■ **Consignes et exigences**: Citez mot pour mot tout le passage de l'article sur la Wicca qui va de « Ils sont informaticien » jusqu'à « les forêts franciliennes. ».

■ **Extrait**:
┄┄┄┄┄┄┄┄┄┄

Ils sont informaticien ou étudiant et sculptent des statuettes en argile pour satisfaire leurs dieux. Bienvenue chez les Wicca, un mouvement spirituel dont les adeptes se retrouvent dans les forêts franciliennes.
« Aujourd’hui nous allons faire un atelier autour du Dieu Pan. » En cercle dans la forêt de Vincennes, Xavier, 56 ans, sort de l’argile pour que chacun puisse sculpter une statuette en l’honneur de ce Dieu. Il est l’un des organisateurs du cercle Sequana, un groupe de rencontre à propos de la Wicca, une religion païenne polythéiste. Ici chacun est libre de de composer un panthéon divin de son choix. Une seule règle : fais ce que tu veux tant que tu ne lèses personne. Après, c’est chacun sa sauce. L’homme aux longs cheveux blancs raconte en souriant :
« Comme beaucoup, je suis donc tombé par hasard sur cette religion, en surfant sur le net. Je me considérais comme athée mais je priais la Lune. Sur des forums, je me suis aperçu que je n’étais pas le seul. »
De la série Charmed à la pratique IRL
Pas de chapeau pointu à l’horizon mais la magie fait partie intégrante de cette spiritualité. Pour Nyusha, 21 ans en BTS tourisme, la déesse Isis lui a sauvé la mise :
« La veille de mon partiel de Russe, je n’avais pas fini le programme. J’ai prié longtemps puis j’ai placé une incantation écrite sur un bout de papier sous mon oreiller. Le lendemain le sujet d’examen était identique à ceux qu’on avait eus en cours et on pouvait même poser des questions à la prof ! »
Xavier prépare l'argile / Crédits : Saïd
Cette jeune blonde au style BCBG ne ressemble pas à l’idée qu’on pourrait se faire d’une wiccan. Tombée dans la Wicca par la série Charmed, elle tire aussi les cartes pour prédire l’avenir. L’ésotérisme et les expériences inexplicables arrivent souvent au cours d’une vie de wiccan. Comme ce fut le cas pour Xavier, le mentor de Nyusha :
« J’ai parlé à Cernunnos, une divinité gauloise, lors d’un rituel où je voulais me débarrasser d’un mal-être. Il m’a dit que je m’étais adressé à la bonne personne mais qu’il ne pourrait m’ôter ce problème qu’au moment de prochaine vie. Il m’a proposé de s’en occuper dès maintenant avec un ton très ironique. J’ai dit non évidemment. Mais depuis j’ai acquis la certitude de la réincarnation. »
Sortir du placard à balai
Il n’existe pas de communauté wiccane unifiée. Les mouvements sont variés et la majorité des wiccans pratiquent leur religion en solitaire. Des groupes d’une dizaine de personnes, appelés « coven », se forment et pratiquent ensemble. Il n’est possible d’y rentrer que par cooptation. Les cercles, comme celui de Sequana sont ouverts à toutes les obédiences et sont des moments de rencontre. Ils se réunissent dans différentes espaces verts parisiens, comme le bois de Boulogne ou le bois de Vincennes. Et bien qu’une partie des wiccans cherchent à s’ouvrir, un certain culte de la discrétion règne. Ce jour-là, leur petit groupe ne se remarque pas plus qu’une bande d’étudiants en pique-nique champêtre. Seulement deux personnes accepteront d’être photographiées. Xavier, informaticien de profession, explique cette réserve :
« On a peur de passer pour des hurluberlus. Nous craignons le jugement de la société. Certains ont peur pour leur emploi. Mais finalement les gens sont beaucoup plus tolérants qu’on ne l’imagine. Une fois, un collègue musulman m’a même demandé de réaliser un charme pour l’aider à trouver un logement. »

┄┄┄┄┄┄┄┄┄┄

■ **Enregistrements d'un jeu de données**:
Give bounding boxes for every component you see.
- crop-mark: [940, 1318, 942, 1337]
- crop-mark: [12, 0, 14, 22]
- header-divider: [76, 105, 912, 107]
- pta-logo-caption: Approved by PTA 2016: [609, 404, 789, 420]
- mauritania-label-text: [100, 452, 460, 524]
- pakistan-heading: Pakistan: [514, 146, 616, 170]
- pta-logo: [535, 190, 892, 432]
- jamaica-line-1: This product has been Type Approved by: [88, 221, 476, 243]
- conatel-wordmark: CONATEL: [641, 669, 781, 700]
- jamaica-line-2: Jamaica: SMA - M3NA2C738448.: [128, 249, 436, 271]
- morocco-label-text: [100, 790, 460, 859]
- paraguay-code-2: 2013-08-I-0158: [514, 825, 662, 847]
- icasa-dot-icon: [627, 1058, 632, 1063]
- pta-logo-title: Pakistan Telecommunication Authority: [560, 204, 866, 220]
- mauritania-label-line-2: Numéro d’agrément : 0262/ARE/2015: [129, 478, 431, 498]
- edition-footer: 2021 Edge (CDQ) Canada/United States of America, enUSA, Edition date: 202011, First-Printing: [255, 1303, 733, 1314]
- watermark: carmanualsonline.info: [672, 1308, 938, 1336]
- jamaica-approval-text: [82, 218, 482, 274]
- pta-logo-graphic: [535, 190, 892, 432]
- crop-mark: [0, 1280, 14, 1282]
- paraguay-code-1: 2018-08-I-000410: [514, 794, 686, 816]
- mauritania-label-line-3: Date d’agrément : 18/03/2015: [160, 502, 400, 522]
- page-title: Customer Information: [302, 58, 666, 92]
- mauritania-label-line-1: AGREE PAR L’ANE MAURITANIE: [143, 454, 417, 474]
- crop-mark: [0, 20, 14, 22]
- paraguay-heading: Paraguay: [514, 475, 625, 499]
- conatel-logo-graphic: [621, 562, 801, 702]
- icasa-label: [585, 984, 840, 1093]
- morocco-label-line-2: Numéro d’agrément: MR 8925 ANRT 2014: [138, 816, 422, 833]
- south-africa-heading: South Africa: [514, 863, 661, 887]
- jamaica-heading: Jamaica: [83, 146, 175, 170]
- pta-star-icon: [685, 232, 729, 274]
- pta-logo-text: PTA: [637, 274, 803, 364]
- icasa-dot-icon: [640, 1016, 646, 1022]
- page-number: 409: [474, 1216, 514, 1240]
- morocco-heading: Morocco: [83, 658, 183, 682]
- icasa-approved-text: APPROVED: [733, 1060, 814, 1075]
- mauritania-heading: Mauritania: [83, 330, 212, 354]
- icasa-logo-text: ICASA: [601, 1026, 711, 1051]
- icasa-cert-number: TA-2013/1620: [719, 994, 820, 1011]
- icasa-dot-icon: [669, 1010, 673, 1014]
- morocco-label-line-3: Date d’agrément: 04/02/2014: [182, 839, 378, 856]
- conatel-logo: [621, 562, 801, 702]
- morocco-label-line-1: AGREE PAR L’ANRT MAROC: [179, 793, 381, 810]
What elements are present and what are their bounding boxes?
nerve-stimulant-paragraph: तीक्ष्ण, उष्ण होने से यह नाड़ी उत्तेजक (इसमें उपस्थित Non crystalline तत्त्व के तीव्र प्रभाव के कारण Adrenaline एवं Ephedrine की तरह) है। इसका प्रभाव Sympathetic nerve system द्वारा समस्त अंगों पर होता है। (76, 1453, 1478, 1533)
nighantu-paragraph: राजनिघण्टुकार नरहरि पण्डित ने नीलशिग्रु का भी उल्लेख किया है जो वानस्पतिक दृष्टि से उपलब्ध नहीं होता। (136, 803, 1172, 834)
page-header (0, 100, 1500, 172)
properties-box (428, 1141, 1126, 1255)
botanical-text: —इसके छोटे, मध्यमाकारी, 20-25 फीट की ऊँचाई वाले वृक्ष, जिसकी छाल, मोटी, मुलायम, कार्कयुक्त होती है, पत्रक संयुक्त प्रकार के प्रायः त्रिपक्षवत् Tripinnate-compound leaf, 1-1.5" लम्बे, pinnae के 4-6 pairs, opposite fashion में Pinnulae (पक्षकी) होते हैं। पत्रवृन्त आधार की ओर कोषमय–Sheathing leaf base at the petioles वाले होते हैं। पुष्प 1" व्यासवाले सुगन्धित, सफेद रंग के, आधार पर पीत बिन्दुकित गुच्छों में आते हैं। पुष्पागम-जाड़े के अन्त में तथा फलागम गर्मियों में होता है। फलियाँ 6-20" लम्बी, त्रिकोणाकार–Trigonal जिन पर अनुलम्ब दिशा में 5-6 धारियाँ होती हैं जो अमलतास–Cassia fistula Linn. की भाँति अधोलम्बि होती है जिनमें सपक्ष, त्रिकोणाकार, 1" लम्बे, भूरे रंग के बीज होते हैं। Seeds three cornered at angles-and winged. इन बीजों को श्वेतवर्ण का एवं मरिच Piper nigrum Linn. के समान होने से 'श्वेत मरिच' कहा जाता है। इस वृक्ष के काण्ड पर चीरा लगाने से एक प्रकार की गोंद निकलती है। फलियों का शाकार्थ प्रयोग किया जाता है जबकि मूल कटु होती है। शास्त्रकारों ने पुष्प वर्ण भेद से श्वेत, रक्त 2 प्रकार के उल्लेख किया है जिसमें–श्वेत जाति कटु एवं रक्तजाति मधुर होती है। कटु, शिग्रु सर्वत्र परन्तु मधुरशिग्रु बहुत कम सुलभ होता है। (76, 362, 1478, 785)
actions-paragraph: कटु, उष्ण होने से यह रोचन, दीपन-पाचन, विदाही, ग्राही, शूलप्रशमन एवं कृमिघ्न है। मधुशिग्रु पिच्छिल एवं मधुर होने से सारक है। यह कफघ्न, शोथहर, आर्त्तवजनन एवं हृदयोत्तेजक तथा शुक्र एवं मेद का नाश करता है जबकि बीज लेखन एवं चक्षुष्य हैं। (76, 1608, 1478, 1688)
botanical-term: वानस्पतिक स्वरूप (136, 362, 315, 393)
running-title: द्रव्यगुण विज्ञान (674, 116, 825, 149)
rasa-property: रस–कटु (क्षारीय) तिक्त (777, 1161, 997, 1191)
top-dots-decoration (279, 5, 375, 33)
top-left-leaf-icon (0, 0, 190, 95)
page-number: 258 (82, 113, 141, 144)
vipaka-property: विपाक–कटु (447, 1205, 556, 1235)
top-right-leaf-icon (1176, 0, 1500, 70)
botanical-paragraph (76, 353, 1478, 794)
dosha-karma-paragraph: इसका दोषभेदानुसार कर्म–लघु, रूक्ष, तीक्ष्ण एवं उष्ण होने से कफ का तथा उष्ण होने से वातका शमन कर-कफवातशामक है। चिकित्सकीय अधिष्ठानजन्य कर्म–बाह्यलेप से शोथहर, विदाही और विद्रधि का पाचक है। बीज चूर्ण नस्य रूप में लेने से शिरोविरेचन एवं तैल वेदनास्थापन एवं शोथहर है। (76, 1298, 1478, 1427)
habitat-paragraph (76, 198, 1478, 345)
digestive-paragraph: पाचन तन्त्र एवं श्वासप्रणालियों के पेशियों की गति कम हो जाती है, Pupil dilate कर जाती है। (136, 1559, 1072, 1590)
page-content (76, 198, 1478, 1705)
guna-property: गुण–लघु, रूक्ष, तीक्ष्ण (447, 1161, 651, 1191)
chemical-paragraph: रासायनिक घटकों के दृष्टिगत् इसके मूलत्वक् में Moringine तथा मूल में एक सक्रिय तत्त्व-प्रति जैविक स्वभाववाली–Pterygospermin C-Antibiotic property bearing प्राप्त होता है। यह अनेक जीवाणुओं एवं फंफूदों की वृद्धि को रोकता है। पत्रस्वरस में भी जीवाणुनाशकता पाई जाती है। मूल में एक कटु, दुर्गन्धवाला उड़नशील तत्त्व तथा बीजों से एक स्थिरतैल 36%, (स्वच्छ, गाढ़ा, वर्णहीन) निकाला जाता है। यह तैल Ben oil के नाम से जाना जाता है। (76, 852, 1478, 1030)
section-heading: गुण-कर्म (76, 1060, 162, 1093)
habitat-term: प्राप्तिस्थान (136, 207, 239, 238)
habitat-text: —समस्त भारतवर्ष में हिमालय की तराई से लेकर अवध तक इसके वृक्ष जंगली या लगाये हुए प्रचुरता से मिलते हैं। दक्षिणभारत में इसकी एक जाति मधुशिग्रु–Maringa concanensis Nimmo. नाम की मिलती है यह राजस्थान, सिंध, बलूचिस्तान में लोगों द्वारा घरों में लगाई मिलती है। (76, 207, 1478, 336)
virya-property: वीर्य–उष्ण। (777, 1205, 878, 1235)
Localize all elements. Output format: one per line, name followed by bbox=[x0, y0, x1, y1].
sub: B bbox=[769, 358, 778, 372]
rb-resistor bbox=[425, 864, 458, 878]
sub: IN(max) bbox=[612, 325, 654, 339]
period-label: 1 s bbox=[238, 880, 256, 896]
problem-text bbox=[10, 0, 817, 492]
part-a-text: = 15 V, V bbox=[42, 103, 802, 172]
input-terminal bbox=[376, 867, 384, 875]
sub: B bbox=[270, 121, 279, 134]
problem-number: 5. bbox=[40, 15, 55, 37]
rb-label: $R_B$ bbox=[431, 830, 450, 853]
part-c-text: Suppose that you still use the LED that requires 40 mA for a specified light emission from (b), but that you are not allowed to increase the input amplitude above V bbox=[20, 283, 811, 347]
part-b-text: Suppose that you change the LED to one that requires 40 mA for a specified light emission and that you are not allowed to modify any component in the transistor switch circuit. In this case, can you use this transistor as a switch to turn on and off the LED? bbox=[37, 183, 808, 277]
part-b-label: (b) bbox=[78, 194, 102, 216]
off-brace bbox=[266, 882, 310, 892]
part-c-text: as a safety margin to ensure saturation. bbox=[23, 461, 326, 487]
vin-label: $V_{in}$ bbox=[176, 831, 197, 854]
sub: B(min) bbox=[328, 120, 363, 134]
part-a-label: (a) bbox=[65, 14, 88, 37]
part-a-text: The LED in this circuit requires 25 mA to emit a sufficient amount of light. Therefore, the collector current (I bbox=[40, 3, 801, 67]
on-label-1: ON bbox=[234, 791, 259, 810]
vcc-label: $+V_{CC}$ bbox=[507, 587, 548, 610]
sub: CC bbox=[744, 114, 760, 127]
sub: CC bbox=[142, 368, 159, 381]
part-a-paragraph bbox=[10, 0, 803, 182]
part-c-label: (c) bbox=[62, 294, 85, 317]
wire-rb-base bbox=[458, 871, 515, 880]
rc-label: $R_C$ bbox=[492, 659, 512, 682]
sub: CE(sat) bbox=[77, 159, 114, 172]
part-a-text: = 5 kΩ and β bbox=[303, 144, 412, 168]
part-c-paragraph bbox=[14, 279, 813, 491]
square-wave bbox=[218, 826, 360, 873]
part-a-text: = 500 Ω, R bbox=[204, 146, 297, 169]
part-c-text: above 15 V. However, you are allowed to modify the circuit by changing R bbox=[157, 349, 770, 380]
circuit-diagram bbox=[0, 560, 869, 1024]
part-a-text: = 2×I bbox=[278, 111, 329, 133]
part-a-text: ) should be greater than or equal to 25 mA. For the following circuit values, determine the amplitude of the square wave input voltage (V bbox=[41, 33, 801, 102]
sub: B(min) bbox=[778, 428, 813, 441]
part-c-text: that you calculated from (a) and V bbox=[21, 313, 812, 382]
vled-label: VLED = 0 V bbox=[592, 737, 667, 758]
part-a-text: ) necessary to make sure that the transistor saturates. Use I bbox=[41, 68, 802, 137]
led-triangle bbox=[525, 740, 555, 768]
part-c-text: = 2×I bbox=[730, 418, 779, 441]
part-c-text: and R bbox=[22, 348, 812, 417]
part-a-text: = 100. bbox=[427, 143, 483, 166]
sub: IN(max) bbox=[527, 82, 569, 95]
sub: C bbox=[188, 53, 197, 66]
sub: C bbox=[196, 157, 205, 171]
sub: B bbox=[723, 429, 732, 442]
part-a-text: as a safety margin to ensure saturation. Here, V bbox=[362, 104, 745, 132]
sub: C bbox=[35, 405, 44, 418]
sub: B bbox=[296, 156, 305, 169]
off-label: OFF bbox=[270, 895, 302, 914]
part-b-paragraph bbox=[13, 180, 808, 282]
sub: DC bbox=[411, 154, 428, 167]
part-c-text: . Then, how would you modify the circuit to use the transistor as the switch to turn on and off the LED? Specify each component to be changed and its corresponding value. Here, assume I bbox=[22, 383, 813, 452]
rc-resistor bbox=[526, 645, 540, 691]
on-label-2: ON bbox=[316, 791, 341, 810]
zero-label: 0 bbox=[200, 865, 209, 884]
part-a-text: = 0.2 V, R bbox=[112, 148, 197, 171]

┄┄┄┄┄┄┄┄┄┄

■ **Réponse attendue**:
Ils sont informaticien ou étudiant et sculptent des statuettes en argile pour satisfaire leurs dieux. Bienvenue chez les Wicca, un mouvement spirituel dont les adeptes se retrouvent dans les forêts franciliennes.